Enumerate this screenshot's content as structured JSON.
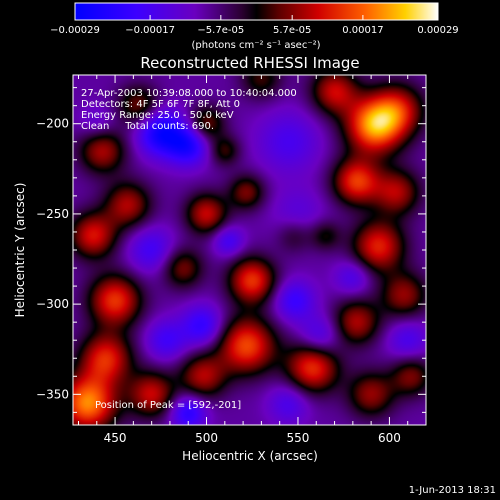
{
  "chart_data": {
    "type": "heatmap",
    "title": "Reconstructed RHESSI Image",
    "xlabel": "Heliocentric X (arcsec)",
    "ylabel": "Heliocentric Y (arcsec)",
    "xlim": [
      427,
      620
    ],
    "ylim": [
      -367,
      -173
    ],
    "x_ticks": [
      450,
      500,
      550,
      600
    ],
    "y_ticks": [
      -200,
      -250,
      -300,
      -350
    ],
    "info_lines": [
      "27-Apr-2003 10:39:08.000 to 10:40:04.000",
      "Detectors: 4F 5F 6F 7F 8F, Att 0",
      "Energy Range: 25.0 - 50.0 keV",
      "Clean     Total counts: 690."
    ],
    "peak_label": "Position of Peak = [592,-201]",
    "peak": [
      592,
      -201
    ],
    "colorbar": {
      "ticks": [
        "-0.00029",
        "-0.00017",
        "-5.7e-05",
        "5.7e-05",
        "0.00017",
        "0.00029"
      ],
      "tick_values": [
        -0.00029,
        -0.00017,
        -5.7e-05,
        5.7e-05,
        0.00017,
        0.00029
      ],
      "vmin": -0.00029,
      "vmax": 0.00029,
      "unit_label": "(photons cm⁻² s⁻¹ asec⁻²)"
    },
    "blobs": [
      {
        "x": 592,
        "y": -201,
        "v": 1.0,
        "s": 11
      },
      {
        "x": 605,
        "y": -192,
        "v": 0.55,
        "s": 10
      },
      {
        "x": 570,
        "y": -182,
        "v": 0.6,
        "s": 9
      },
      {
        "x": 582,
        "y": -232,
        "v": 0.75,
        "s": 9
      },
      {
        "x": 604,
        "y": -238,
        "v": 0.55,
        "s": 9
      },
      {
        "x": 594,
        "y": -268,
        "v": 0.7,
        "s": 10
      },
      {
        "x": 608,
        "y": -295,
        "v": 0.5,
        "s": 9
      },
      {
        "x": 582,
        "y": -310,
        "v": 0.55,
        "s": 9
      },
      {
        "x": 558,
        "y": -335,
        "v": 0.75,
        "s": 10
      },
      {
        "x": 590,
        "y": -350,
        "v": 0.5,
        "s": 9
      },
      {
        "x": 612,
        "y": -340,
        "v": 0.45,
        "s": 8
      },
      {
        "x": 522,
        "y": -323,
        "v": 0.8,
        "s": 11
      },
      {
        "x": 498,
        "y": -340,
        "v": 0.55,
        "s": 9
      },
      {
        "x": 470,
        "y": -350,
        "v": 0.6,
        "s": 9
      },
      {
        "x": 435,
        "y": -355,
        "v": 0.95,
        "s": 11
      },
      {
        "x": 445,
        "y": -330,
        "v": 0.7,
        "s": 10
      },
      {
        "x": 450,
        "y": -298,
        "v": 0.75,
        "s": 10
      },
      {
        "x": 438,
        "y": -262,
        "v": 0.65,
        "s": 9
      },
      {
        "x": 457,
        "y": -245,
        "v": 0.55,
        "s": 9
      },
      {
        "x": 443,
        "y": -215,
        "v": 0.55,
        "s": 9
      },
      {
        "x": 463,
        "y": -190,
        "v": 0.45,
        "s": 8
      },
      {
        "x": 530,
        "y": -175,
        "v": 0.35,
        "s": 8
      },
      {
        "x": 500,
        "y": -200,
        "v": 0.45,
        "s": 7
      },
      {
        "x": 510,
        "y": -215,
        "v": 0.35,
        "s": 6
      },
      {
        "x": 500,
        "y": -250,
        "v": 0.6,
        "s": 8
      },
      {
        "x": 522,
        "y": -238,
        "v": 0.45,
        "s": 7
      },
      {
        "x": 525,
        "y": -287,
        "v": 0.75,
        "s": 9
      },
      {
        "x": 487,
        "y": -280,
        "v": 0.45,
        "s": 8
      },
      {
        "x": 548,
        "y": -262,
        "v": 0.25,
        "s": 7
      },
      {
        "x": 565,
        "y": -262,
        "v": 0.3,
        "s": 6
      },
      {
        "x": 545,
        "y": -210,
        "v": -0.3,
        "s": 12
      },
      {
        "x": 475,
        "y": -205,
        "v": -0.65,
        "s": 9
      },
      {
        "x": 490,
        "y": -212,
        "v": -0.55,
        "s": 8
      },
      {
        "x": 550,
        "y": -250,
        "v": -0.2,
        "s": 10
      },
      {
        "x": 512,
        "y": -265,
        "v": -0.35,
        "s": 6
      },
      {
        "x": 498,
        "y": -312,
        "v": -0.45,
        "s": 8
      },
      {
        "x": 548,
        "y": -298,
        "v": -0.4,
        "s": 8
      },
      {
        "x": 562,
        "y": -318,
        "v": -0.35,
        "s": 8
      },
      {
        "x": 470,
        "y": -270,
        "v": -0.35,
        "s": 9
      },
      {
        "x": 478,
        "y": -320,
        "v": -0.35,
        "s": 8
      },
      {
        "x": 610,
        "y": -320,
        "v": -0.3,
        "s": 8
      },
      {
        "x": 490,
        "y": -360,
        "v": -0.5,
        "s": 7
      },
      {
        "x": 545,
        "y": -355,
        "v": -0.3,
        "s": 8
      },
      {
        "x": 580,
        "y": -285,
        "v": -0.3,
        "s": 7
      },
      {
        "x": 440,
        "y": -200,
        "v": -0.2,
        "s": 7
      }
    ]
  },
  "footer": {
    "date": "1-Jun-2013 18:31"
  }
}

━━━━━━━━━━━━━━━━━━━━

• **What is required**
Repeat each entry exactly as given; no pictures belong in the copy.

• **Answer for the task**
Enumerate this screenshot's content as structured JSON.
{
  "chart_data": {
    "type": "heatmap",
    "title": "Reconstructed RHESSI Image",
    "xlabel": "Heliocentric X (arcsec)",
    "ylabel": "Heliocentric Y (arcsec)",
    "xlim": [
      427,
      620
    ],
    "ylim": [
      -367,
      -173
    ],
    "x_ticks": [
      450,
      500,
      550,
      600
    ],
    "y_ticks": [
      -200,
      -250,
      -300,
      -350
    ],
    "info_lines": [
      "27-Apr-2003 10:39:08.000 to 10:40:04.000",
      "Detectors: 4F 5F 6F 7F 8F, Att 0",
      "Energy Range: 25.0 - 50.0 keV",
      "Clean     Total counts: 690."
    ],
    "peak_label": "Position of Peak = [592,-201]",
    "peak": [
      592,
      -201
    ],
    "colorbar": {
      "ticks": [
        "-0.00029",
        "-0.00017",
        "-5.7e-05",
        "5.7e-05",
        "0.00017",
        "0.00029"
      ],
      "tick_values": [
        -0.00029,
        -0.00017,
        -5.7e-05,
        5.7e-05,
        0.00017,
        0.00029
      ],
      "vmin": -0.00029,
      "vmax": 0.00029,
      "unit_label": "(photons cm⁻² s⁻¹ asec⁻²)"
    },
    "blobs": [
      {
        "x": 592,
        "y": -201,
        "v": 1.0,
        "s": 11
      },
      {
        "x": 605,
        "y": -192,
        "v": 0.55,
        "s": 10
      },
      {
        "x": 570,
        "y": -182,
        "v": 0.6,
        "s": 9
      },
      {
        "x": 582,
        "y": -232,
        "v": 0.75,
        "s": 9
      },
      {
        "x": 604,
        "y": -238,
        "v": 0.55,
        "s": 9
      },
      {
        "x": 594,
        "y": -268,
        "v": 0.7,
        "s": 10
      },
      {
        "x": 608,
        "y": -295,
        "v": 0.5,
        "s": 9
      },
      {
        "x": 582,
        "y": -310,
        "v": 0.55,
        "s": 9
      },
      {
        "x": 558,
        "y": -335,
        "v": 0.75,
        "s": 10
      },
      {
        "x": 590,
        "y": -350,
        "v": 0.5,
        "s": 9
      },
      {
        "x": 612,
        "y": -340,
        "v": 0.45,
        "s": 8
      },
      {
        "x": 522,
        "y": -323,
        "v": 0.8,
        "s": 11
      },
      {
        "x": 498,
        "y": -340,
        "v": 0.55,
        "s": 9
      },
      {
        "x": 470,
        "y": -350,
        "v": 0.6,
        "s": 9
      },
      {
        "x": 435,
        "y": -355,
        "v": 0.95,
        "s": 11
      },
      {
        "x": 445,
        "y": -330,
        "v": 0.7,
        "s": 10
      },
      {
        "x": 450,
        "y": -298,
        "v": 0.75,
        "s": 10
      },
      {
        "x": 438,
        "y": -262,
        "v": 0.65,
        "s": 9
      },
      {
        "x": 457,
        "y": -245,
        "v": 0.55,
        "s": 9
      },
      {
        "x": 443,
        "y": -215,
        "v": 0.55,
        "s": 9
      },
      {
        "x": 463,
        "y": -190,
        "v": 0.45,
        "s": 8
      },
      {
        "x": 530,
        "y": -175,
        "v": 0.35,
        "s": 8
      },
      {
        "x": 500,
        "y": -200,
        "v": 0.45,
        "s": 7
      },
      {
        "x": 510,
        "y": -215,
        "v": 0.35,
        "s": 6
      },
      {
        "x": 500,
        "y": -250,
        "v": 0.6,
        "s": 8
      },
      {
        "x": 522,
        "y": -238,
        "v": 0.45,
        "s": 7
      },
      {
        "x": 525,
        "y": -287,
        "v": 0.75,
        "s": 9
      },
      {
        "x": 487,
        "y": -280,
        "v": 0.45,
        "s": 8
      },
      {
        "x": 548,
        "y": -262,
        "v": 0.25,
        "s": 7
      },
      {
        "x": 565,
        "y": -262,
        "v": 0.3,
        "s": 6
      },
      {
        "x": 545,
        "y": -210,
        "v": -0.3,
        "s": 12
      },
      {
        "x": 475,
        "y": -205,
        "v": -0.65,
        "s": 9
      },
      {
        "x": 490,
        "y": -212,
        "v": -0.55,
        "s": 8
      },
      {
        "x": 550,
        "y": -250,
        "v": -0.2,
        "s": 10
      },
      {
        "x": 512,
        "y": -265,
        "v": -0.35,
        "s": 6
      },
      {
        "x": 498,
        "y": -312,
        "v": -0.45,
        "s": 8
      },
      {
        "x": 548,
        "y": -298,
        "v": -0.4,
        "s": 8
      },
      {
        "x": 562,
        "y": -318,
        "v": -0.35,
        "s": 8
      },
      {
        "x": 470,
        "y": -270,
        "v": -0.35,
        "s": 9
      },
      {
        "x": 478,
        "y": -320,
        "v": -0.35,
        "s": 8
      },
      {
        "x": 610,
        "y": -320,
        "v": -0.3,
        "s": 8
      },
      {
        "x": 490,
        "y": -360,
        "v": -0.5,
        "s": 7
      },
      {
        "x": 545,
        "y": -355,
        "v": -0.3,
        "s": 8
      },
      {
        "x": 580,
        "y": -285,
        "v": -0.3,
        "s": 7
      },
      {
        "x": 440,
        "y": -200,
        "v": -0.2,
        "s": 7
      }
    ]
  },
  "footer": {
    "date": "1-Jun-2013 18:31"
  }
}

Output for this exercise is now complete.